*Excerpted records*:

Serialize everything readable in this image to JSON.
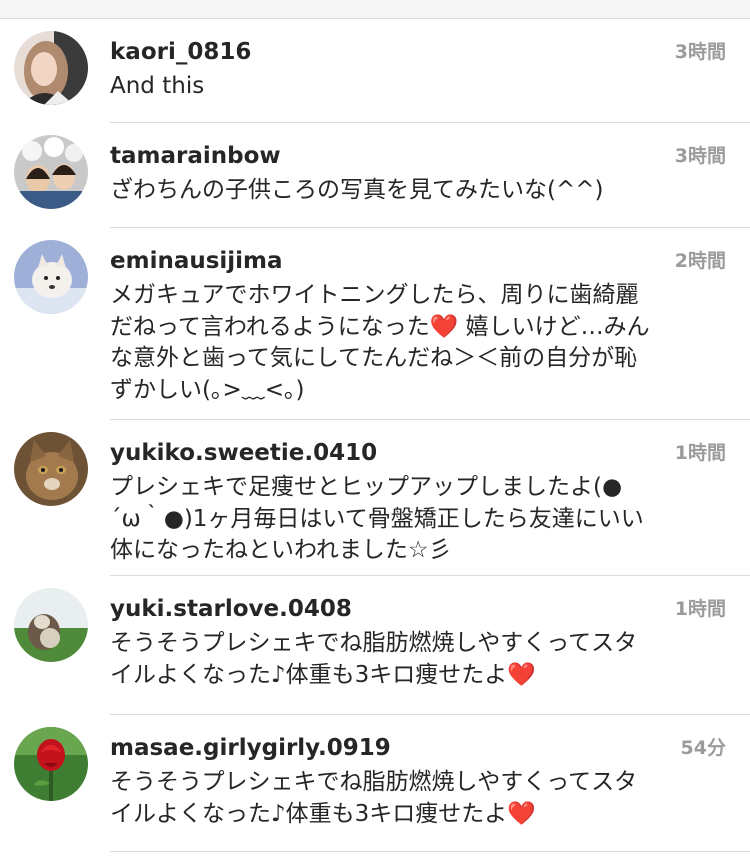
{
  "comments": [
    {
      "username": "kaori_0816",
      "time": "3時間",
      "lines": [
        "And this"
      ],
      "avatar_icon": "woman-portrait-avatar"
    },
    {
      "username": "tamarainbow",
      "time": "3時間",
      "lines": [
        "ざわちんの子供ころの写真を見てみたいな(^^)"
      ],
      "avatar_icon": "group-photo-avatar"
    },
    {
      "username": "eminausijima",
      "time": "2時間",
      "lines": [
        "メガキュアでホワイトニングしたら、周りに歯綺麗",
        "だねって言われるようになった❤️ 嬉しいけど…みん",
        "な意外と歯って気にしてたんだね＞＜前の自分が恥",
        "ずかしい(｡>﹏<｡)"
      ],
      "avatar_icon": "white-dog-avatar"
    },
    {
      "username": "yukiko.sweetie.0410",
      "time": "1時間",
      "lines": [
        "プレシェキで足痩せとヒップアップしましたよ(●",
        "´ω｀●)1ヶ月毎日はいて骨盤矯正したら友達にいい",
        "体になったねといわれました☆彡"
      ],
      "avatar_icon": "cat-avatar"
    },
    {
      "username": "yuki.starlove.0408",
      "time": "1時間",
      "lines": [
        "そうそうプレシェキでね脂肪燃焼しやすくってスタ",
        "イルよくなった♪体重も3キロ痩せたよ❤️"
      ],
      "avatar_icon": "animal-grass-avatar"
    },
    {
      "username": "masae.girlygirly.0919",
      "time": "54分",
      "lines": [
        "そうそうプレシェキでね脂肪燃焼しやすくってスタ",
        "イルよくなった♪体重も3キロ痩せたよ❤️"
      ],
      "avatar_icon": "red-rose-avatar"
    }
  ]
}
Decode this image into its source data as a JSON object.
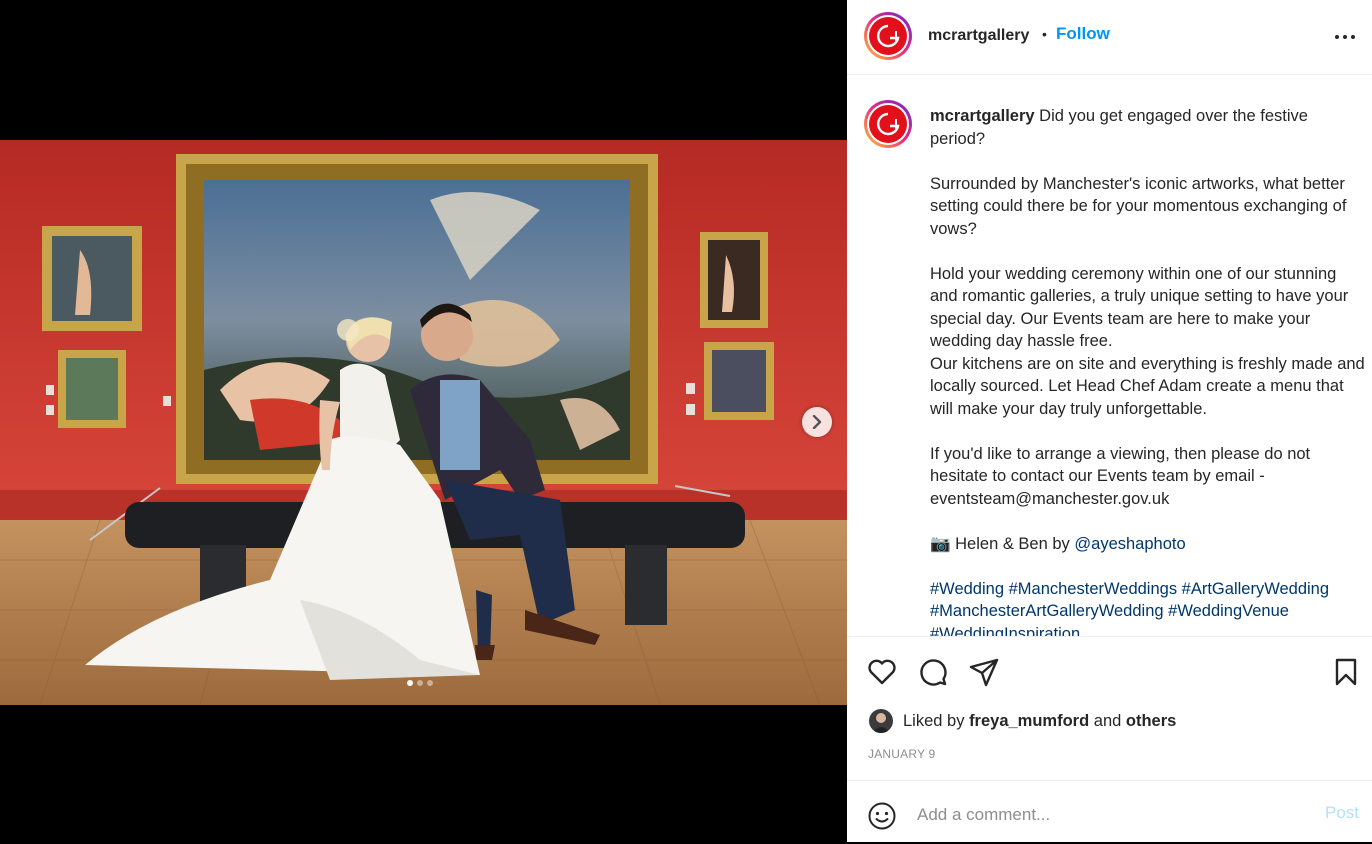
{
  "post": {
    "account": {
      "username": "mcrartgallery",
      "follow_label": "Follow",
      "separator": "•"
    },
    "media": {
      "carousel_count": 3,
      "active_index": 0,
      "colors": {
        "wall": "#c8362e",
        "floor": "#b9875a",
        "frame": "#c9a54a"
      }
    },
    "caption": {
      "username": "mcrartgallery",
      "line1": "Did you get engaged over the festive period?",
      "para2": "Surrounded by Manchester's iconic artworks, what better setting could there be for your momentous exchanging of vows?",
      "para3a": "Hold your wedding ceremony within one of our stunning and romantic galleries, a truly unique setting to have your special day. Our Events team are here to make your wedding day hassle free.",
      "para3b": "Our kitchens are on site and everything is freshly made and locally sourced. Let Head Chef Adam create a menu that will make your day truly unforgettable.",
      "para4": "If you'd like to arrange a viewing, then please do not hesitate to contact our Events team by email - eventsteam@manchester.gov.uk",
      "credit_emoji": "📷",
      "credit_text": "Helen & Ben by",
      "credit_handle": "@ayeshaphoto",
      "hashtags": [
        "#Wedding",
        "#ManchesterWeddings",
        "#ArtGalleryWedding",
        "#ManchesterArtGalleryWedding",
        "#WeddingVenue",
        "#WeddingInspiration"
      ]
    },
    "likes": {
      "prefix": "Liked by",
      "user": "freya_mumford",
      "conjunction": "and",
      "others": "others"
    },
    "date": "JANUARY 9",
    "comment": {
      "placeholder": "Add a comment...",
      "post_label": "Post"
    },
    "icons": {
      "like": "heart-icon",
      "comment": "comment-icon",
      "share": "paper-plane-icon",
      "save": "bookmark-icon",
      "emoji": "smiley-icon",
      "more": "more-dots-icon",
      "next": "chevron-right-icon"
    }
  }
}
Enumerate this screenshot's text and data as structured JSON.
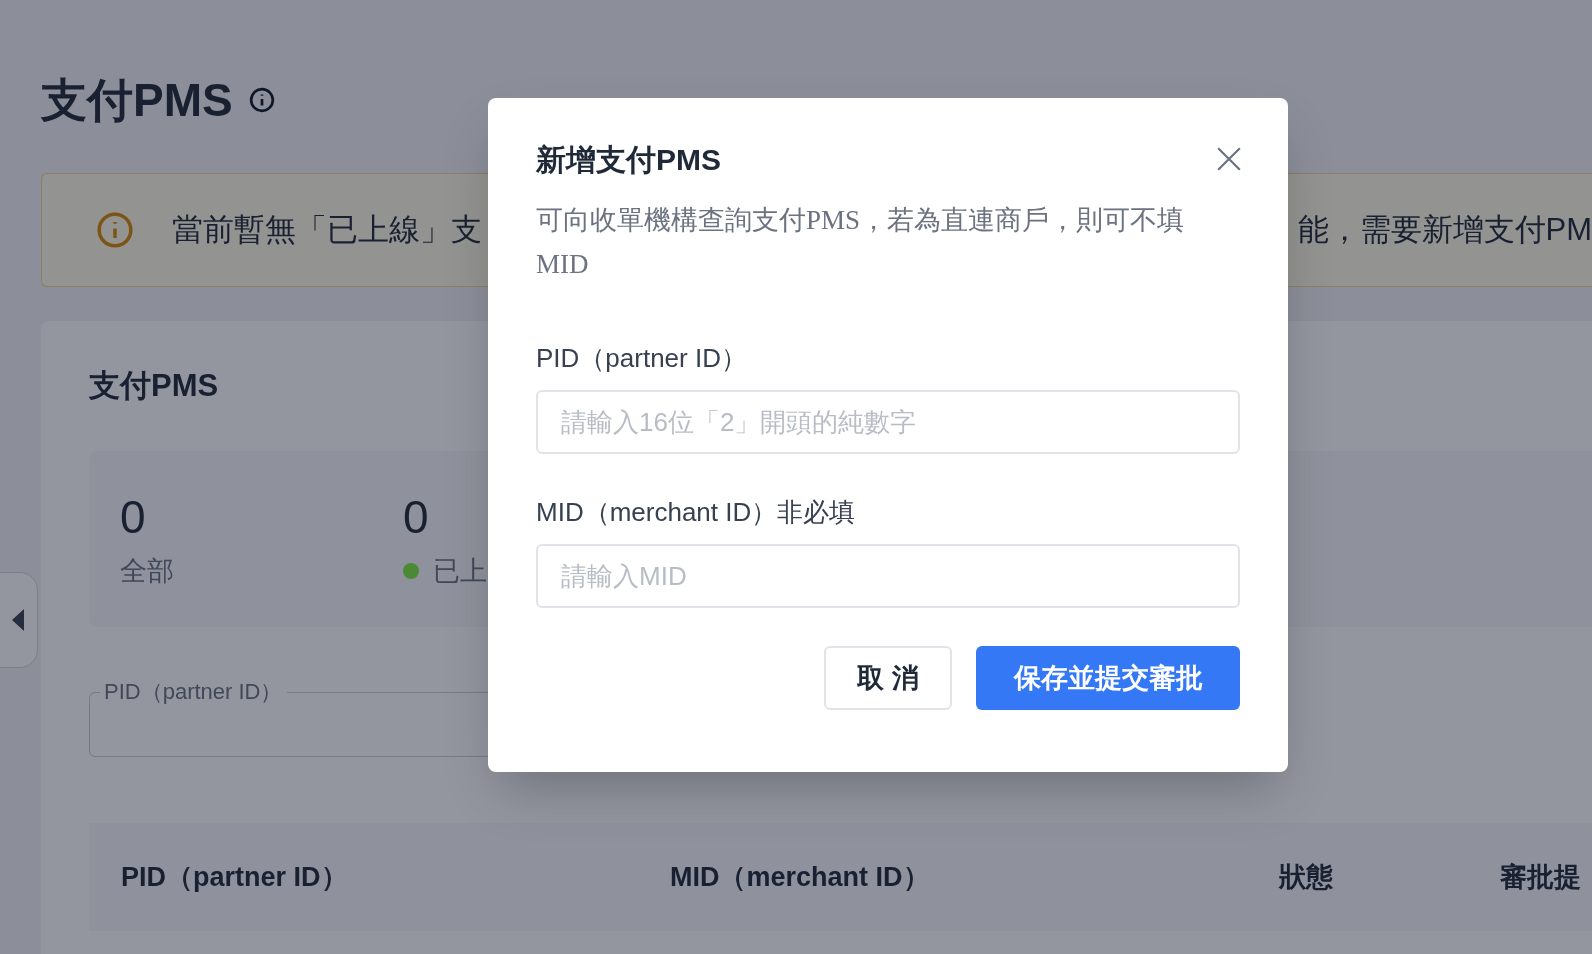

*What the task requires*:
Collect every line with the string "this" from the records, and copy each.

*Full response*:
Serialize everything readable in this image to JSON.
        "And this"
Decode this image into its source data as a JSON object.
Enumerate this screenshot's text and data as structured JSON.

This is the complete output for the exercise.